Dataset rows about figures

"""

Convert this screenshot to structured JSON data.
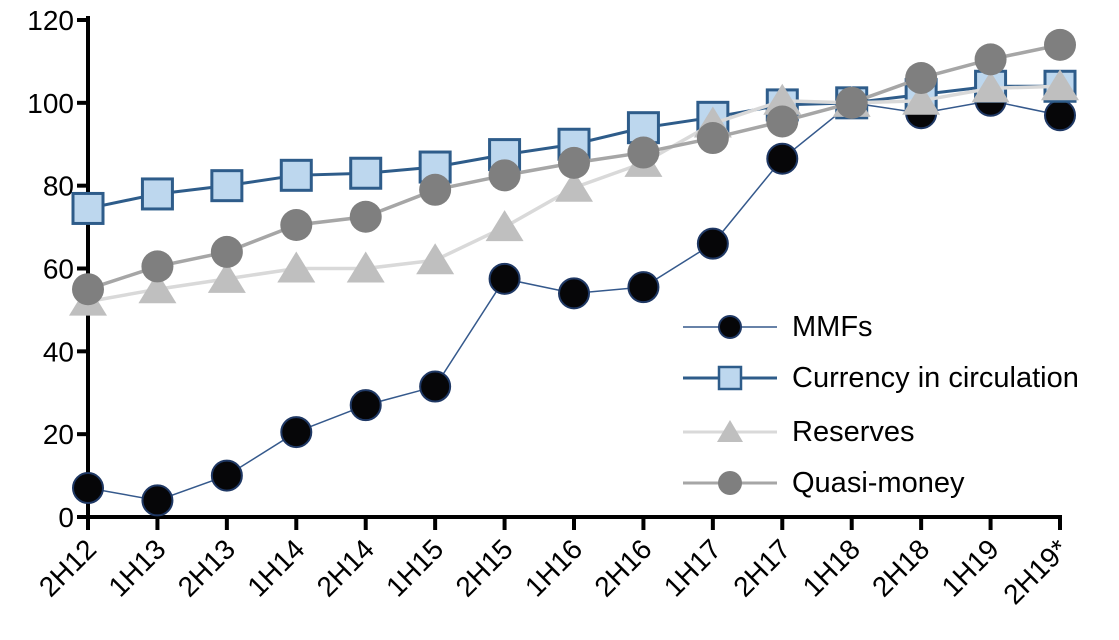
{
  "chart_data": {
    "type": "line",
    "categories": [
      "2H12",
      "1H13",
      "2H13",
      "1H14",
      "2H14",
      "1H15",
      "2H15",
      "1H16",
      "2H16",
      "1H17",
      "2H17",
      "1H18",
      "2H18",
      "1H19",
      "2H19*"
    ],
    "series": [
      {
        "name": "MMFs",
        "marker": "circle-dark",
        "color": "#060608",
        "marker_stroke": "#1F3864",
        "line_color": "#35598C",
        "values": [
          7,
          4,
          10,
          20.5,
          27,
          31.5,
          57.5,
          54,
          55.5,
          66,
          86.5,
          100,
          97.5,
          100.5,
          97
        ]
      },
      {
        "name": "Currency in circulation",
        "marker": "square",
        "color": "#BDD7EE",
        "marker_stroke": "#2E5C8A",
        "line_color": "#2E5C8A",
        "values": [
          74.5,
          78,
          80,
          82.5,
          83,
          84.5,
          87.5,
          90,
          94,
          96.5,
          99.5,
          100,
          102,
          104,
          104
        ]
      },
      {
        "name": "Reserves",
        "marker": "triangle",
        "color": "#BFBFBF",
        "marker_stroke": "none",
        "line_color": "#D9D9D9",
        "values": [
          52,
          55,
          57.5,
          60,
          60,
          62,
          70,
          79.5,
          85.5,
          95,
          100.5,
          100,
          100.5,
          103.5,
          104
        ]
      },
      {
        "name": "Quasi-money",
        "marker": "circle",
        "color": "#7F7F7F",
        "marker_stroke": "none",
        "line_color": "#A6A6A6",
        "values": [
          55,
          60.5,
          64,
          70.5,
          72.5,
          79,
          82.5,
          85.5,
          88,
          91.5,
          95.5,
          100,
          106,
          110.5,
          114
        ]
      }
    ],
    "ylim": [
      0,
      120
    ],
    "y_ticks": [
      0,
      20,
      40,
      60,
      80,
      100,
      120
    ],
    "grid": false,
    "legend_position": "center-right",
    "axis_color": "#000000"
  }
}
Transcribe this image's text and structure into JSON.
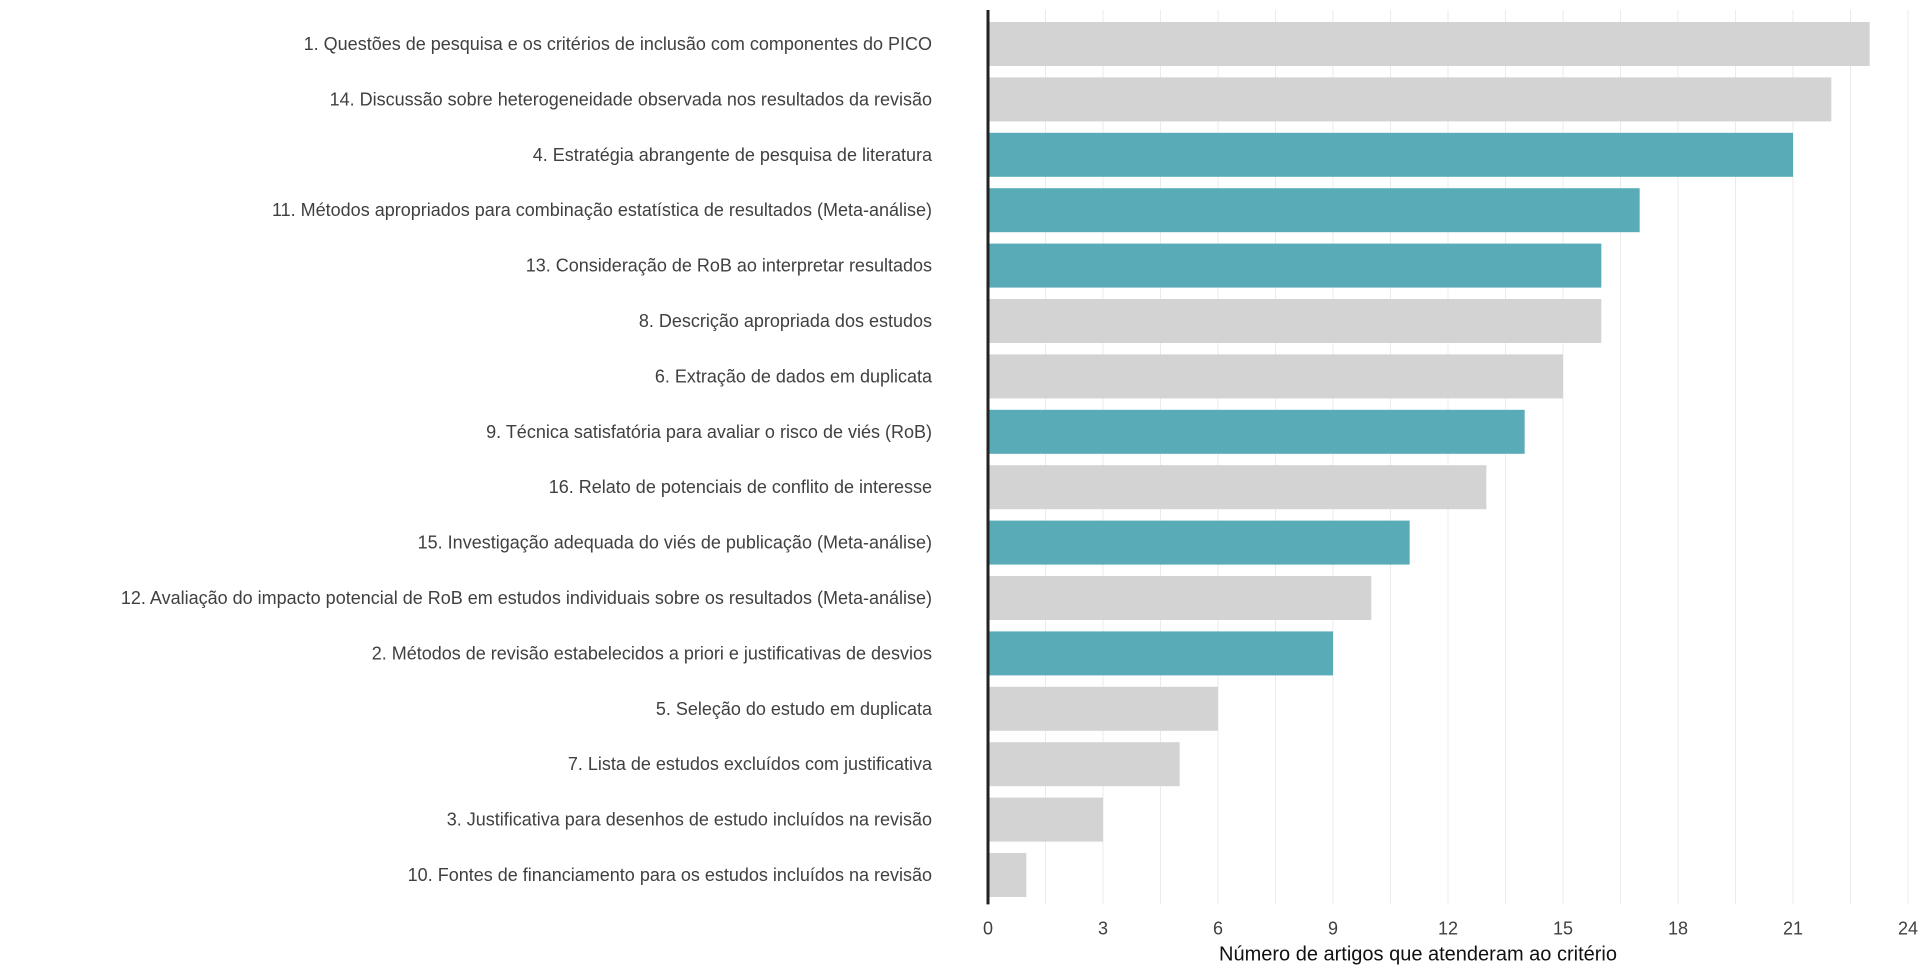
{
  "chart_data": {
    "type": "bar",
    "orientation": "horizontal",
    "xlabel": "Número de artigos que atenderam ao critério",
    "ylabel": "",
    "xlim": [
      0,
      24
    ],
    "xticks": [
      0,
      3,
      6,
      9,
      12,
      15,
      18,
      21,
      24
    ],
    "grid": true,
    "colors": {
      "highlight": "#5aabb8",
      "default": "#d3d3d3"
    },
    "categories": [
      "1. Questões de pesquisa e os critérios de inclusão com componentes do PICO",
      "14. Discussão sobre heterogeneidade observada nos resultados da revisão",
      "4. Estratégia abrangente de pesquisa de literatura",
      "11. Métodos apropriados para combinação estatística de resultados (Meta-análise)",
      "13. Consideração de RoB ao interpretar resultados",
      "8. Descrição apropriada dos estudos",
      "6. Extração de dados em duplicata",
      "9. Técnica satisfatória para avaliar o risco de viés (RoB)",
      "16. Relato de potenciais de conflito de interesse",
      "15. Investigação adequada do viés de publicação (Meta-análise)",
      "12. Avaliação do impacto potencial de RoB em estudos individuais sobre os resultados (Meta-análise)",
      "2. Métodos de revisão estabelecidos a priori e justificativas de desvios",
      "5. Seleção do estudo em duplicata",
      "7. Lista de estudos excluídos com justificativa",
      "3. Justificativa para desenhos de estudo incluídos na revisão",
      "10. Fontes de financiamento para os estudos incluídos na revisão"
    ],
    "values": [
      23,
      22,
      21,
      17,
      16,
      16,
      15,
      14,
      13,
      11,
      10,
      9,
      6,
      5,
      3,
      1
    ],
    "highlighted": [
      false,
      false,
      true,
      true,
      true,
      false,
      false,
      true,
      false,
      true,
      false,
      true,
      false,
      false,
      false,
      false
    ]
  }
}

"""

Quote the entries above word for word. Leave the images out.

Convert this screenshot to structured JSON data.
{
  "chart_data": {
    "type": "line",
    "categories": [
      "2H12",
      "1H13",
      "2H13",
      "1H14",
      "2H14",
      "1H15",
      "2H15",
      "1H16",
      "2H16",
      "1H17",
      "2H17",
      "1H18",
      "2H18",
      "1H19",
      "2H19*"
    ],
    "series": [
      {
        "name": "MMFs",
        "marker": "circle-dark",
        "color": "#060608",
        "marker_stroke": "#1F3864",
        "line_color": "#35598C",
        "values": [
          7,
          4,
          10,
          20.5,
          27,
          31.5,
          57.5,
          54,
          55.5,
          66,
          86.5,
          100,
          97.5,
          100.5,
          97
        ]
      },
      {
        "name": "Currency in circulation",
        "marker": "square",
        "color": "#BDD7EE",
        "marker_stroke": "#2E5C8A",
        "line_color": "#2E5C8A",
        "values": [
          74.5,
          78,
          80,
          82.5,
          83,
          84.5,
          87.5,
          90,
          94,
          96.5,
          99.5,
          100,
          102,
          104,
          104
        ]
      },
      {
        "name": "Reserves",
        "marker": "triangle",
        "color": "#BFBFBF",
        "marker_stroke": "none",
        "line_color": "#D9D9D9",
        "values": [
          52,
          55,
          57.5,
          60,
          60,
          62,
          70,
          79.5,
          85.5,
          95,
          100.5,
          100,
          100.5,
          103.5,
          104
        ]
      },
      {
        "name": "Quasi-money",
        "marker": "circle",
        "color": "#7F7F7F",
        "marker_stroke": "none",
        "line_color": "#A6A6A6",
        "values": [
          55,
          60.5,
          64,
          70.5,
          72.5,
          79,
          82.5,
          85.5,
          88,
          91.5,
          95.5,
          100,
          106,
          110.5,
          114
        ]
      }
    ],
    "ylim": [
      0,
      120
    ],
    "y_ticks": [
      0,
      20,
      40,
      60,
      80,
      100,
      120
    ],
    "grid": false,
    "legend_position": "center-right",
    "axis_color": "#000000"
  }
}
Transcribe this image's text and structure into JSON.
{
  "chart_data": {
    "type": "bar",
    "orientation": "horizontal",
    "xlabel": "Número de artigos que atenderam ao critério",
    "ylabel": "",
    "xlim": [
      0,
      24
    ],
    "xticks": [
      0,
      3,
      6,
      9,
      12,
      15,
      18,
      21,
      24
    ],
    "grid": true,
    "colors": {
      "highlight": "#5aabb8",
      "default": "#d3d3d3"
    },
    "categories": [
      "1. Questões de pesquisa e os critérios de inclusão com componentes do PICO",
      "14. Discussão sobre heterogeneidade observada nos resultados da revisão",
      "4. Estratégia abrangente de pesquisa de literatura",
      "11. Métodos apropriados para combinação estatística de resultados (Meta-análise)",
      "13. Consideração de RoB ao interpretar resultados",
      "8. Descrição apropriada dos estudos",
      "6. Extração de dados em duplicata",
      "9. Técnica satisfatória para avaliar o risco de viés (RoB)",
      "16. Relato de potenciais de conflito de interesse",
      "15. Investigação adequada do viés de publicação (Meta-análise)",
      "12. Avaliação do impacto potencial de RoB em estudos individuais sobre os resultados (Meta-análise)",
      "2. Métodos de revisão estabelecidos a priori e justificativas de desvios",
      "5. Seleção do estudo em duplicata",
      "7. Lista de estudos excluídos com justificativa",
      "3. Justificativa para desenhos de estudo incluídos na revisão",
      "10. Fontes de financiamento para os estudos incluídos na revisão"
    ],
    "values": [
      23,
      22,
      21,
      17,
      16,
      16,
      15,
      14,
      13,
      11,
      10,
      9,
      6,
      5,
      3,
      1
    ],
    "highlighted": [
      false,
      false,
      true,
      true,
      true,
      false,
      false,
      true,
      false,
      true,
      false,
      true,
      false,
      false,
      false,
      false
    ]
  }
}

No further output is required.